**Passage to read:**
Build a Reliable Web Scraper with Node.js and Cheerio

Imagine you need product prices from 50 different e-commerce pages. Copy-pasting them manually would take hours. There has to be a better way — and there is. Building a web scraper with Node.js and Cheerio is one of the fastest, most practical ways to collect HTML data from static websites using JavaScript you already know.

TL;DR: Use axios to fetch the raw HTML of a page, then pass it into cheerio — a server-side jQuery-like library — to parse and extract the data you need. It's lightweight, fast, and takes about 20 lines of code to get started.

Let's build one, step by step.

Why Node.js and Cheerio for Web Scraping?

Before we write a single line, let's talk about why this stack makes sense. Node.js is non-blocking and event-driven, which makes it naturally good at fetching many web pages concurrently. Cheerio, as described in its official docs at cheerio.js.org, implements a subset of core jQuery on the server — meaning if you've ever written $('.title').text() in a browser, you already know how to use it.

**To-do list:**
#1 Translate the sentence "Copy-pasting them manually would take hours." from the scraper tutorial into Spanish.
#2 According to the scraper tutorial, which library is used to fetch the raw HTML of a page?
#3 Rewrite the scraper tutorial between "TL;DR: Use axios" and "for Web Scraping?", inclusive, swapping "lightweight" for "compact".
The records below the scraper tutorial come from a separate source.

**Material:**
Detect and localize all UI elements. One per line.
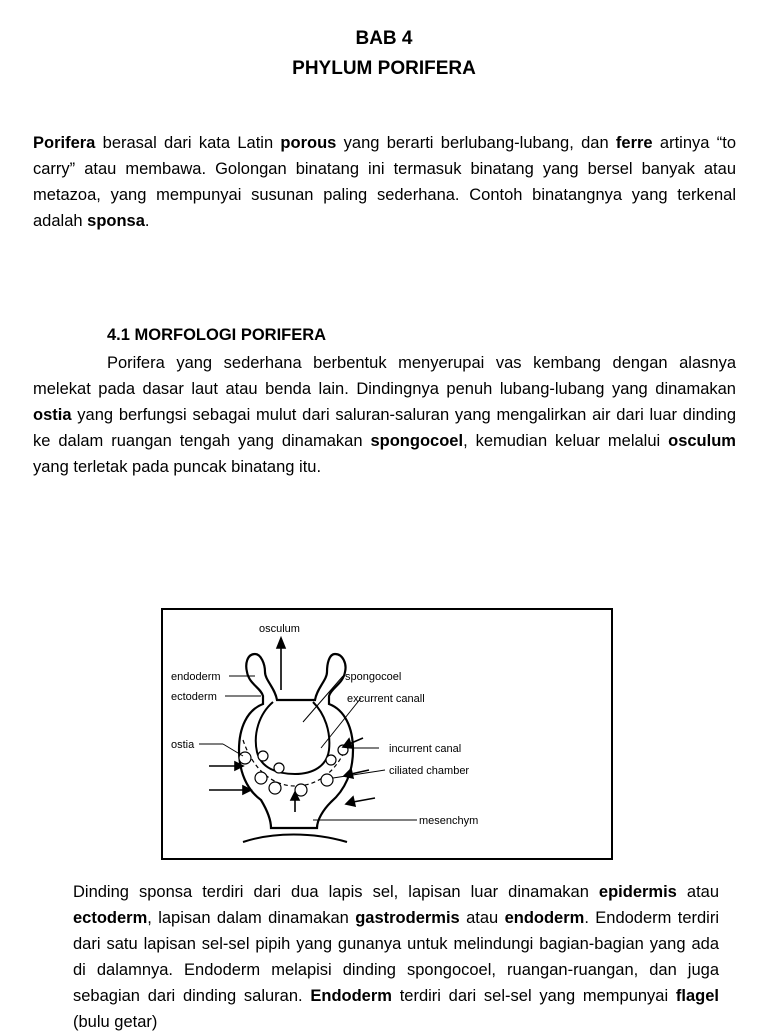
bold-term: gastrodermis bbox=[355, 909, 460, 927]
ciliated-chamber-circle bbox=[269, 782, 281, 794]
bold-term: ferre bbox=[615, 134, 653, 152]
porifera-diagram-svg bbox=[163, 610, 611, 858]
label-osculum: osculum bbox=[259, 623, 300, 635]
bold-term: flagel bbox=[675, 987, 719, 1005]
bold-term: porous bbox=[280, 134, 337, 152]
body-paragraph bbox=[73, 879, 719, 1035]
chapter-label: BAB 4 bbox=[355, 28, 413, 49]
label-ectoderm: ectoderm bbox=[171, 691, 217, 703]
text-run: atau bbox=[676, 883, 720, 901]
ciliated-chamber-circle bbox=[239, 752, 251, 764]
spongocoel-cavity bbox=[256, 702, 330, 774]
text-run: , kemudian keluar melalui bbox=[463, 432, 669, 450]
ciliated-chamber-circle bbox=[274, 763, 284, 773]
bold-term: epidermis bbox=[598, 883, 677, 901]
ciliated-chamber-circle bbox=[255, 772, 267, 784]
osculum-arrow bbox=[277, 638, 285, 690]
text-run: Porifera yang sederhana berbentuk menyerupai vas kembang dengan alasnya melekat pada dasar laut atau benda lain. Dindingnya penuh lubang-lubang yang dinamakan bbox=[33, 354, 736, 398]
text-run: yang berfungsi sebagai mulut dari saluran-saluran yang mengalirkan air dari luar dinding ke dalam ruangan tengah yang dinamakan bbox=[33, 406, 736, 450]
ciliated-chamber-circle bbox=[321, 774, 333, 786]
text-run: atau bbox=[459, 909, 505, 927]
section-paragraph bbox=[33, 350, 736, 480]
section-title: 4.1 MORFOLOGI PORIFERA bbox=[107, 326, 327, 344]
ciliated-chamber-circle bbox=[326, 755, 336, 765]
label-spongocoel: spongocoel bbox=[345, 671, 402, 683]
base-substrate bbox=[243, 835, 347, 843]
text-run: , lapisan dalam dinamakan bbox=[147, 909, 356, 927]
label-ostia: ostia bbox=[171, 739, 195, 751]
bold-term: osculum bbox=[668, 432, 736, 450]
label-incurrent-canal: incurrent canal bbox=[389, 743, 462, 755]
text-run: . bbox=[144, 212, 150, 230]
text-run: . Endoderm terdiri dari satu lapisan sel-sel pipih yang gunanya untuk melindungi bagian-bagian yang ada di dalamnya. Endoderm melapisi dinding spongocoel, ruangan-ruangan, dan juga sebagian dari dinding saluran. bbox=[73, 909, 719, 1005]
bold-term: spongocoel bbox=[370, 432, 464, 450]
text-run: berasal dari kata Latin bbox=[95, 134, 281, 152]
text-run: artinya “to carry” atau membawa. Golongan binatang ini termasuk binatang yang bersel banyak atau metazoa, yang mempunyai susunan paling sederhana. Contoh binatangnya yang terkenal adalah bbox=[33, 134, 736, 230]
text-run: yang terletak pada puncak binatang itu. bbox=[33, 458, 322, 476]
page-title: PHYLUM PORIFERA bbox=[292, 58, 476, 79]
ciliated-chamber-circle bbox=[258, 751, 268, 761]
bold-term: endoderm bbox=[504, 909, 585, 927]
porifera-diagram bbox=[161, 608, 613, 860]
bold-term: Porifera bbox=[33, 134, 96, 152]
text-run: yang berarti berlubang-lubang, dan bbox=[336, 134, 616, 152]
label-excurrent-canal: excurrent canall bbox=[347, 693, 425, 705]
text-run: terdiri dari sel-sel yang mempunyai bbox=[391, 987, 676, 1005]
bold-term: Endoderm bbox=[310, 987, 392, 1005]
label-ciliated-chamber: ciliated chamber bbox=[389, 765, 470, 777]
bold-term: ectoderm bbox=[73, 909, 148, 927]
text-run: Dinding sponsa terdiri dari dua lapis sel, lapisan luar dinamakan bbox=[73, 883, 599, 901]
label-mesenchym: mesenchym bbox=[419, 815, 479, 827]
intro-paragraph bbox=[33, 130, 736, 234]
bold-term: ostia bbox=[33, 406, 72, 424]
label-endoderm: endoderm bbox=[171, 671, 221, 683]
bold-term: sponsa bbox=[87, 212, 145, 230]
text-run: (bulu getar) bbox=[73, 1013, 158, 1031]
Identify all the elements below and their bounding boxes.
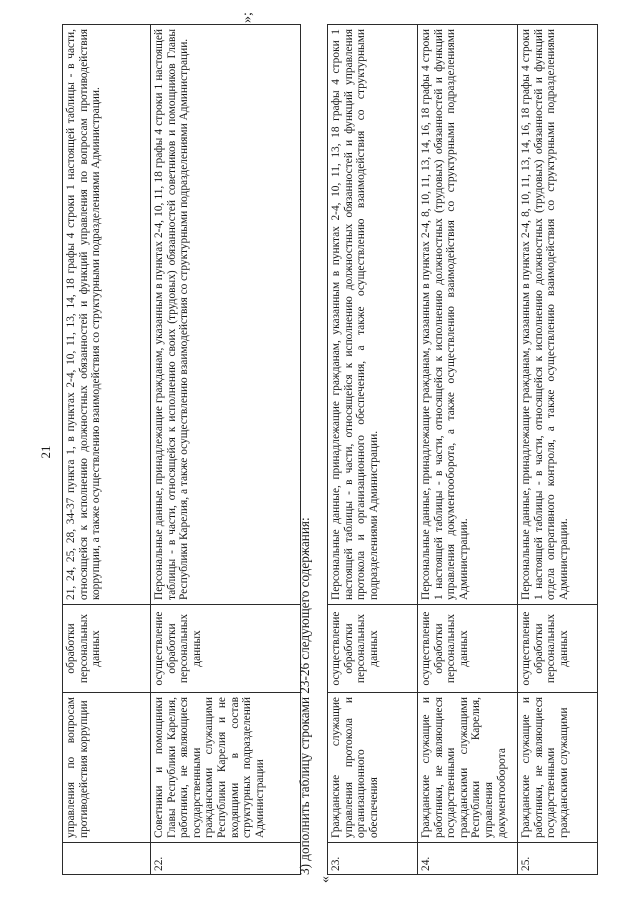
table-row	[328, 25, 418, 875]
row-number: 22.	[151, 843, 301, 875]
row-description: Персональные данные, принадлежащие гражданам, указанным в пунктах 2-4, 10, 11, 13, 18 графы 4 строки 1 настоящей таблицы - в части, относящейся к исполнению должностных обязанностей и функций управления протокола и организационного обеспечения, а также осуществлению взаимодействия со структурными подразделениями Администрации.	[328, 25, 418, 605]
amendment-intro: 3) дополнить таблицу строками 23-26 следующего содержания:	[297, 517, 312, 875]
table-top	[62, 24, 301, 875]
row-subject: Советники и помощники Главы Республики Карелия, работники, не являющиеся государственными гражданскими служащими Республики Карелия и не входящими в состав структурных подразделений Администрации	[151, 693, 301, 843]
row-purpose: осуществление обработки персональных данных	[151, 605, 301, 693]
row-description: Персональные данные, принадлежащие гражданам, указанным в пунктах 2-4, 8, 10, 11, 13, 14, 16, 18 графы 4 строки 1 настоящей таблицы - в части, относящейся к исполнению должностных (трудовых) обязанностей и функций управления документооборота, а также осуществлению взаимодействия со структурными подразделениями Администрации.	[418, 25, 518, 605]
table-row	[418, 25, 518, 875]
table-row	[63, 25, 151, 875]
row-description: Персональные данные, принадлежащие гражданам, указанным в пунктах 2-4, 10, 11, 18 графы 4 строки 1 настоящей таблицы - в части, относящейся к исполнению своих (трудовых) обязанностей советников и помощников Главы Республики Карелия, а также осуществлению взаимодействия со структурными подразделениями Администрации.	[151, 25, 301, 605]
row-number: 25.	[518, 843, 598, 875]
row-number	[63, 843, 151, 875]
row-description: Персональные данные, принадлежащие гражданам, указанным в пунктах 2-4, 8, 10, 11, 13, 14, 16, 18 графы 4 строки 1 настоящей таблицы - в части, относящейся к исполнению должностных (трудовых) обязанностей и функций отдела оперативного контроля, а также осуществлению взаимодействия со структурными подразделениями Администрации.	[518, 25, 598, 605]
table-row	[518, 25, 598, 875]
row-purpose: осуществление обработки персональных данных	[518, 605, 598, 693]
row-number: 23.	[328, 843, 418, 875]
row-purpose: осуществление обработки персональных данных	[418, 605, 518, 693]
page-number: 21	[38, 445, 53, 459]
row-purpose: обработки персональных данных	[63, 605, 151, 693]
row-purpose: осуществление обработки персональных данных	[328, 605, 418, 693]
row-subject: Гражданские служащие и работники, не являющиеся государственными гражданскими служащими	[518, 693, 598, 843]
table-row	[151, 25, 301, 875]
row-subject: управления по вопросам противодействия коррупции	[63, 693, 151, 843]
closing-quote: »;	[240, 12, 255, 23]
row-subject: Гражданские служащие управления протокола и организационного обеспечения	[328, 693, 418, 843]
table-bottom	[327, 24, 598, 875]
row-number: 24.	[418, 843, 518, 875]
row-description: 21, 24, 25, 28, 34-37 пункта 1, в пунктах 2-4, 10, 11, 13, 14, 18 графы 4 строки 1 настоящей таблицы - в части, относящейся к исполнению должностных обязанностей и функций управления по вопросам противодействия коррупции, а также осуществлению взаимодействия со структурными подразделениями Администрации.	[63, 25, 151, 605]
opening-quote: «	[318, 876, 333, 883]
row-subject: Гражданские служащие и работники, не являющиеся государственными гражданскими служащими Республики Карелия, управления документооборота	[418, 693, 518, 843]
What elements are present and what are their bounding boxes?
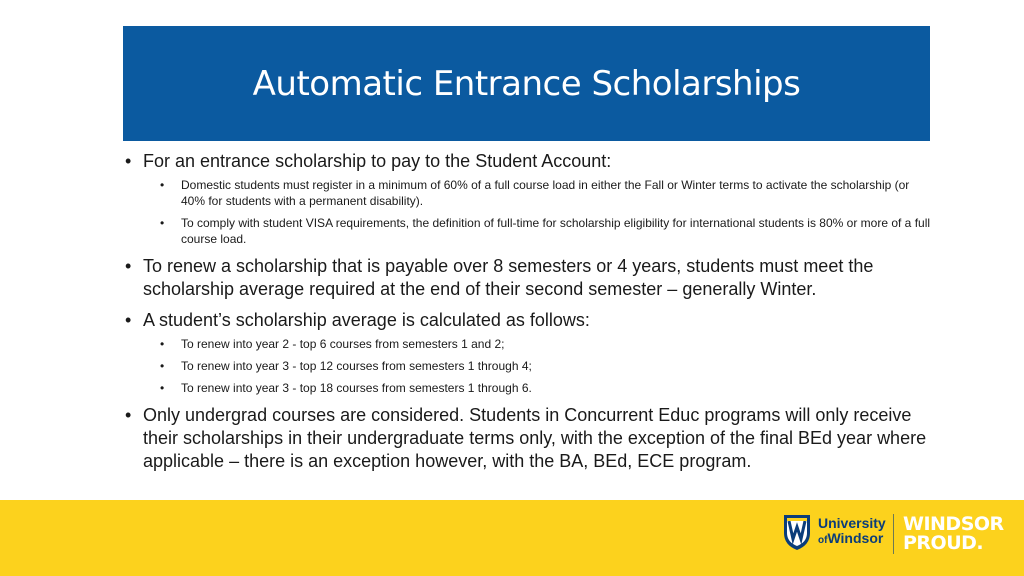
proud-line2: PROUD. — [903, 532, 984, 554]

**Expected outputs:**
#1 Copiarlos y pegarlos manualmente llevaría horas.

#2 Axios.

#3
TL;DR: Use axios to fetch the raw HTML of a page, then pass it into cheerio — a server-side jQuery-like library — to parse and extract the data you need. It's compact, fast, and takes about 20 lines of code to get started.

Let's build one, step by step.

Why Node.js and Cheerio for Web Scraping?